● Problem:
Leave the pictures out, and retype all of the material exactly as written.

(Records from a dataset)
==================================================
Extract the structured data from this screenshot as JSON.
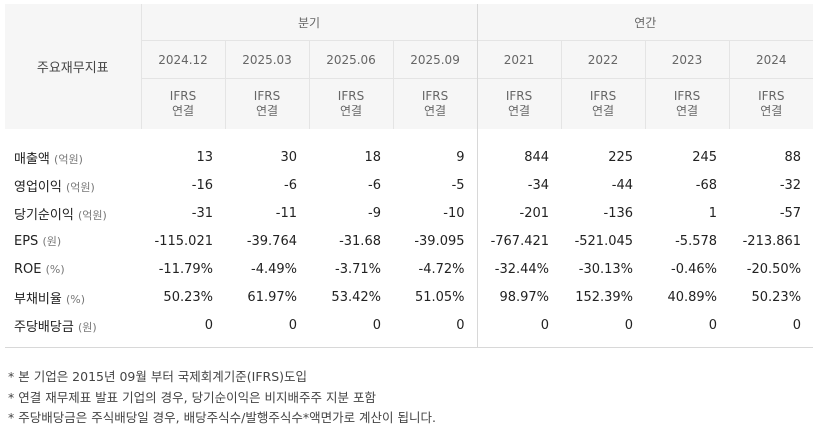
{
  "table": {
    "corner_label": "주요재무지표",
    "groups": {
      "quarterly": "분기",
      "annual": "연간"
    },
    "periods": [
      "2024.12",
      "2025.03",
      "2025.06",
      "2025.09",
      "2021",
      "2022",
      "2023",
      "2024"
    ],
    "basis_line1": "IFRS",
    "basis_line2": "연결",
    "rows": [
      {
        "label": "매출액",
        "unit": "(억원)",
        "values": [
          "13",
          "30",
          "18",
          "9",
          "844",
          "225",
          "245",
          "88"
        ]
      },
      {
        "label": "영업이익",
        "unit": "(억원)",
        "values": [
          "-16",
          "-6",
          "-6",
          "-5",
          "-34",
          "-44",
          "-68",
          "-32"
        ]
      },
      {
        "label": "당기순이익",
        "unit": "(억원)",
        "values": [
          "-31",
          "-11",
          "-9",
          "-10",
          "-201",
          "-136",
          "1",
          "-57"
        ]
      },
      {
        "label": "EPS",
        "unit": "(원)",
        "values": [
          "-115.021",
          "-39.764",
          "-31.68",
          "-39.095",
          "-767.421",
          "-521.045",
          "-5.578",
          "-213.861"
        ]
      },
      {
        "label": "ROE",
        "unit": "(%)",
        "values": [
          "-11.79%",
          "-4.49%",
          "-3.71%",
          "-4.72%",
          "-32.44%",
          "-30.13%",
          "-0.46%",
          "-20.50%"
        ]
      },
      {
        "label": "부채비율",
        "unit": "(%)",
        "values": [
          "50.23%",
          "61.97%",
          "53.42%",
          "51.05%",
          "98.97%",
          "152.39%",
          "40.89%",
          "50.23%"
        ]
      },
      {
        "label": "주당배당금",
        "unit": "(원)",
        "values": [
          "0",
          "0",
          "0",
          "0",
          "0",
          "0",
          "0",
          "0"
        ]
      }
    ]
  },
  "notes": [
    "* 본 기업은 2015년 09월 부터 국제회계기준(IFRS)도입",
    "* 연결 재무제표 발표 기업의 경우, 당기순이익은 비지배주주 지분 포함",
    "* 주당배당금은 주식배당일 경우, 배당주식수/발행주식수*액면가로 계산이 됩니다."
  ]
}
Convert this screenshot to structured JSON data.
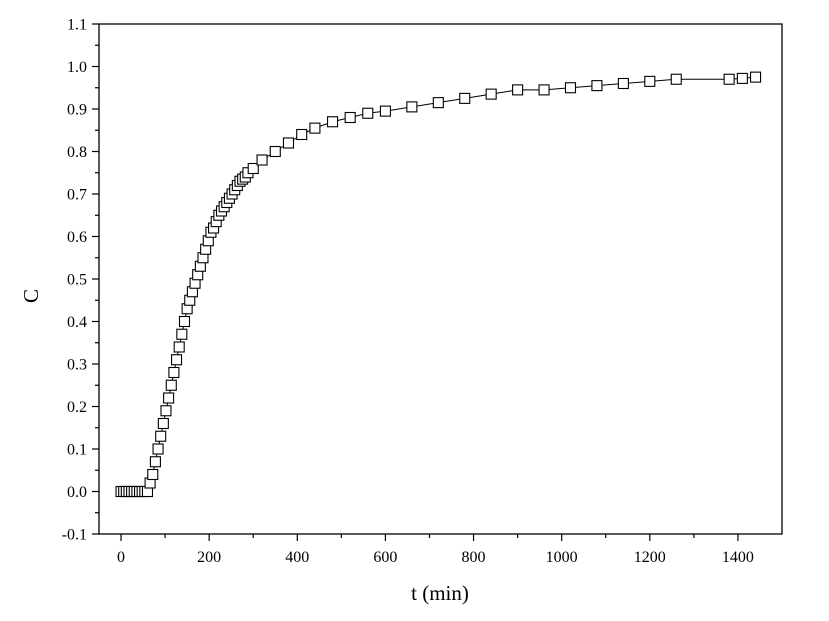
{
  "chart_data": {
    "type": "scatter",
    "title": "",
    "xlabel": "t (min)",
    "ylabel": "C",
    "xlim": [
      -50,
      1500
    ],
    "ylim": [
      -0.1,
      1.1
    ],
    "xticks": [
      0,
      200,
      400,
      600,
      800,
      1000,
      1200,
      1400
    ],
    "yticks": [
      -0.1,
      0.0,
      0.1,
      0.2,
      0.3,
      0.4,
      0.5,
      0.6,
      0.7,
      0.8,
      0.9,
      1.0,
      1.1
    ],
    "xtick_labels": [
      "0",
      "200",
      "400",
      "600",
      "800",
      "1000",
      "1200",
      "1400"
    ],
    "ytick_labels": [
      "-0.1",
      "0.0",
      "0.1",
      "0.2",
      "0.3",
      "0.4",
      "0.5",
      "0.6",
      "0.7",
      "0.8",
      "0.9",
      "1.0",
      "1.1"
    ],
    "grid": false,
    "marker": "open-square",
    "connected": true,
    "series": [
      {
        "x": [
          0,
          6,
          12,
          18,
          24,
          30,
          36,
          42,
          48,
          54,
          60,
          66,
          72,
          78,
          84,
          90,
          96,
          102,
          108,
          114,
          120,
          126,
          132,
          138,
          144,
          150,
          156,
          162,
          168,
          174,
          180,
          186,
          192,
          198,
          204,
          210,
          216,
          222,
          228,
          234,
          240,
          246,
          252,
          258,
          264,
          270,
          276,
          282,
          288,
          300,
          320,
          350,
          380,
          410,
          440,
          480,
          520,
          560,
          600,
          660,
          720,
          780,
          840,
          900,
          960,
          1020,
          1080,
          1140,
          1200,
          1260,
          1380,
          1410,
          1440
        ],
        "y": [
          0.0,
          0.0,
          0.0,
          0.0,
          0.0,
          0.0,
          0.0,
          0.0,
          0.0,
          0.0,
          0.0,
          0.02,
          0.04,
          0.07,
          0.1,
          0.13,
          0.16,
          0.19,
          0.22,
          0.25,
          0.28,
          0.31,
          0.34,
          0.37,
          0.4,
          0.43,
          0.45,
          0.47,
          0.49,
          0.51,
          0.53,
          0.55,
          0.57,
          0.59,
          0.61,
          0.62,
          0.635,
          0.65,
          0.66,
          0.67,
          0.68,
          0.69,
          0.7,
          0.71,
          0.72,
          0.73,
          0.735,
          0.74,
          0.75,
          0.76,
          0.78,
          0.8,
          0.82,
          0.84,
          0.855,
          0.87,
          0.88,
          0.89,
          0.895,
          0.905,
          0.915,
          0.925,
          0.935,
          0.945,
          0.945,
          0.95,
          0.955,
          0.96,
          0.965,
          0.97,
          0.97,
          0.972,
          0.975
        ]
      }
    ]
  }
}
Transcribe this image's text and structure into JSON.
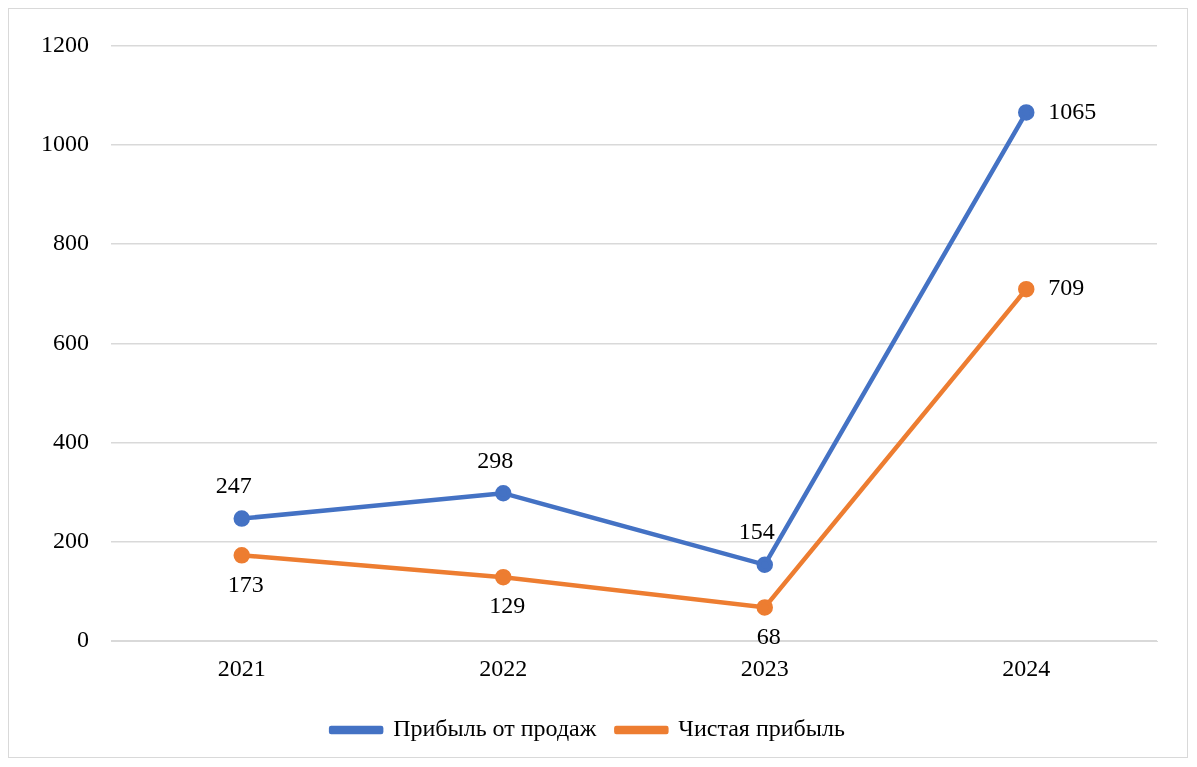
{
  "chart_data": {
    "type": "line",
    "categories": [
      "2021",
      "2022",
      "2023",
      "2024"
    ],
    "series": [
      {
        "name": "Прибыль от продаж",
        "color": "#4472c4",
        "values": [
          247,
          298,
          154,
          1065
        ]
      },
      {
        "name": "Чистая прибыль",
        "color": "#ed7d31",
        "values": [
          173,
          129,
          68,
          709
        ]
      }
    ],
    "ylim": [
      0,
      1200
    ],
    "yticks": [
      0,
      200,
      400,
      600,
      800,
      1000,
      1200
    ],
    "grid": "y",
    "legend": "bottom",
    "marker": "circle",
    "line_style": "solid",
    "data_labels": true
  }
}
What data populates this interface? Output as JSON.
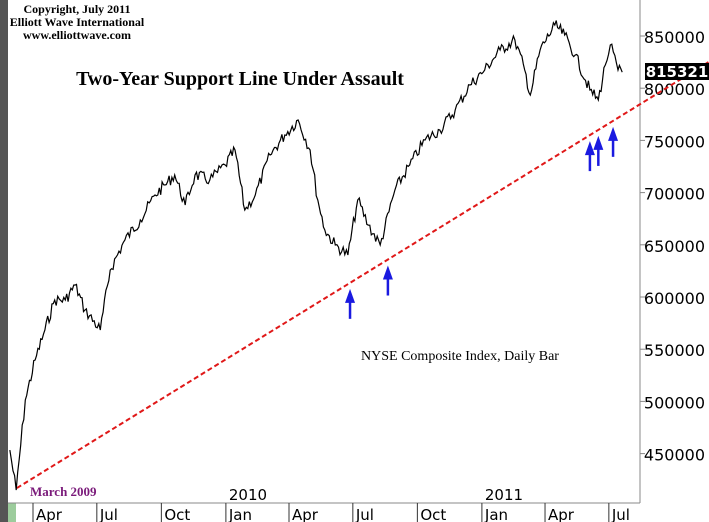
==================================================
● Response to the exercise:
Extract the structured data from this screenshot as JSON.
{
  "table": {
    "corner_label": "주요재무지표",
    "groups": {
      "quarterly": "분기",
      "annual": "연간"
    },
    "periods": [
      "2024.12",
      "2025.03",
      "2025.06",
      "2025.09",
      "2021",
      "2022",
      "2023",
      "2024"
    ],
    "basis_line1": "IFRS",
    "basis_line2": "연결",
    "rows": [
      {
        "label": "매출액",
        "unit": "(억원)",
        "values": [
          "13",
          "30",
          "18",
          "9",
          "844",
          "225",
          "245",
          "88"
        ]
      },
      {
        "label": "영업이익",
        "unit": "(억원)",
        "values": [
          "-16",
          "-6",
          "-6",
          "-5",
          "-34",
          "-44",
          "-68",
          "-32"
        ]
      },
      {
        "label": "당기순이익",
        "unit": "(억원)",
        "values": [
          "-31",
          "-11",
          "-9",
          "-10",
          "-201",
          "-136",
          "1",
          "-57"
        ]
      },
      {
        "label": "EPS",
        "unit": "(원)",
        "values": [
          "-115.021",
          "-39.764",
          "-31.68",
          "-39.095",
          "-767.421",
          "-521.045",
          "-5.578",
          "-213.861"
        ]
      },
      {
        "label": "ROE",
        "unit": "(%)",
        "values": [
          "-11.79%",
          "-4.49%",
          "-3.71%",
          "-4.72%",
          "-32.44%",
          "-30.13%",
          "-0.46%",
          "-20.50%"
        ]
      },
      {
        "label": "부채비율",
        "unit": "(%)",
        "values": [
          "50.23%",
          "61.97%",
          "53.42%",
          "51.05%",
          "98.97%",
          "152.39%",
          "40.89%",
          "50.23%"
        ]
      },
      {
        "label": "주당배당금",
        "unit": "(원)",
        "values": [
          "0",
          "0",
          "0",
          "0",
          "0",
          "0",
          "0",
          "0"
        ]
      }
    ]
  },
  "notes": [
    "* 본 기업은 2015년 09월 부터 국제회계기준(IFRS)도입",
    "* 연결 재무제표 발표 기업의 경우, 당기순이익은 비지배주주 지분 포함",
    "* 주당배당금은 주식배당일 경우, 배당주식수/발행주식수*액면가로 계산이 됩니다."
  ]
}
Convert this screenshot to structured JSON data.
{
  "chart_data": {
    "type": "scatter",
    "title": "",
    "xlabel": "t (min)",
    "ylabel": "C",
    "xlim": [
      -50,
      1500
    ],
    "ylim": [
      -0.1,
      1.1
    ],
    "xticks": [
      0,
      200,
      400,
      600,
      800,
      1000,
      1200,
      1400
    ],
    "yticks": [
      -0.1,
      0.0,
      0.1,
      0.2,
      0.3,
      0.4,
      0.5,
      0.6,
      0.7,
      0.8,
      0.9,
      1.0,
      1.1
    ],
    "xtick_labels": [
      "0",
      "200",
      "400",
      "600",
      "800",
      "1000",
      "1200",
      "1400"
    ],
    "ytick_labels": [
      "-0.1",
      "0.0",
      "0.1",
      "0.2",
      "0.3",
      "0.4",
      "0.5",
      "0.6",
      "0.7",
      "0.8",
      "0.9",
      "1.0",
      "1.1"
    ],
    "grid": false,
    "marker": "open-square",
    "connected": true,
    "series": [
      {
        "x": [
          0,
          6,
          12,
          18,
          24,
          30,
          36,
          42,
          48,
          54,
          60,
          66,
          72,
          78,
          84,
          90,
          96,
          102,
          108,
          114,
          120,
          126,
          132,
          138,
          144,
          150,
          156,
          162,
          168,
          174,
          180,
          186,
          192,
          198,
          204,
          210,
          216,
          222,
          228,
          234,
          240,
          246,
          252,
          258,
          264,
          270,
          276,
          282,
          288,
          300,
          320,
          350,
          380,
          410,
          440,
          480,
          520,
          560,
          600,
          660,
          720,
          780,
          840,
          900,
          960,
          1020,
          1080,
          1140,
          1200,
          1260,
          1380,
          1410,
          1440
        ],
        "y": [
          0.0,
          0.0,
          0.0,
          0.0,
          0.0,
          0.0,
          0.0,
          0.0,
          0.0,
          0.0,
          0.0,
          0.02,
          0.04,
          0.07,
          0.1,
          0.13,
          0.16,
          0.19,
          0.22,
          0.25,
          0.28,
          0.31,
          0.34,
          0.37,
          0.4,
          0.43,
          0.45,
          0.47,
          0.49,
          0.51,
          0.53,
          0.55,
          0.57,
          0.59,
          0.61,
          0.62,
          0.635,
          0.65,
          0.66,
          0.67,
          0.68,
          0.69,
          0.7,
          0.71,
          0.72,
          0.73,
          0.735,
          0.74,
          0.75,
          0.76,
          0.78,
          0.8,
          0.82,
          0.84,
          0.855,
          0.87,
          0.88,
          0.89,
          0.895,
          0.905,
          0.915,
          0.925,
          0.935,
          0.945,
          0.945,
          0.95,
          0.955,
          0.96,
          0.965,
          0.97,
          0.97,
          0.972,
          0.975
        ]
      }
    ]
  }
}
Transcribe this image's text and structure into JSON.
{
  "chart_data": {
    "type": "line",
    "categories": [
      "2021",
      "2022",
      "2023",
      "2024"
    ],
    "series": [
      {
        "name": "Прибыль от продаж",
        "color": "#4472c4",
        "values": [
          247,
          298,
          154,
          1065
        ]
      },
      {
        "name": "Чистая прибыль",
        "color": "#ed7d31",
        "values": [
          173,
          129,
          68,
          709
        ]
      }
    ],
    "ylim": [
      0,
      1200
    ],
    "yticks": [
      0,
      200,
      400,
      600,
      800,
      1000,
      1200
    ],
    "grid": "y",
    "legend": "bottom",
    "marker": "circle",
    "line_style": "solid",
    "data_labels": true
  }
}
What data populates this interface? Output as JSON.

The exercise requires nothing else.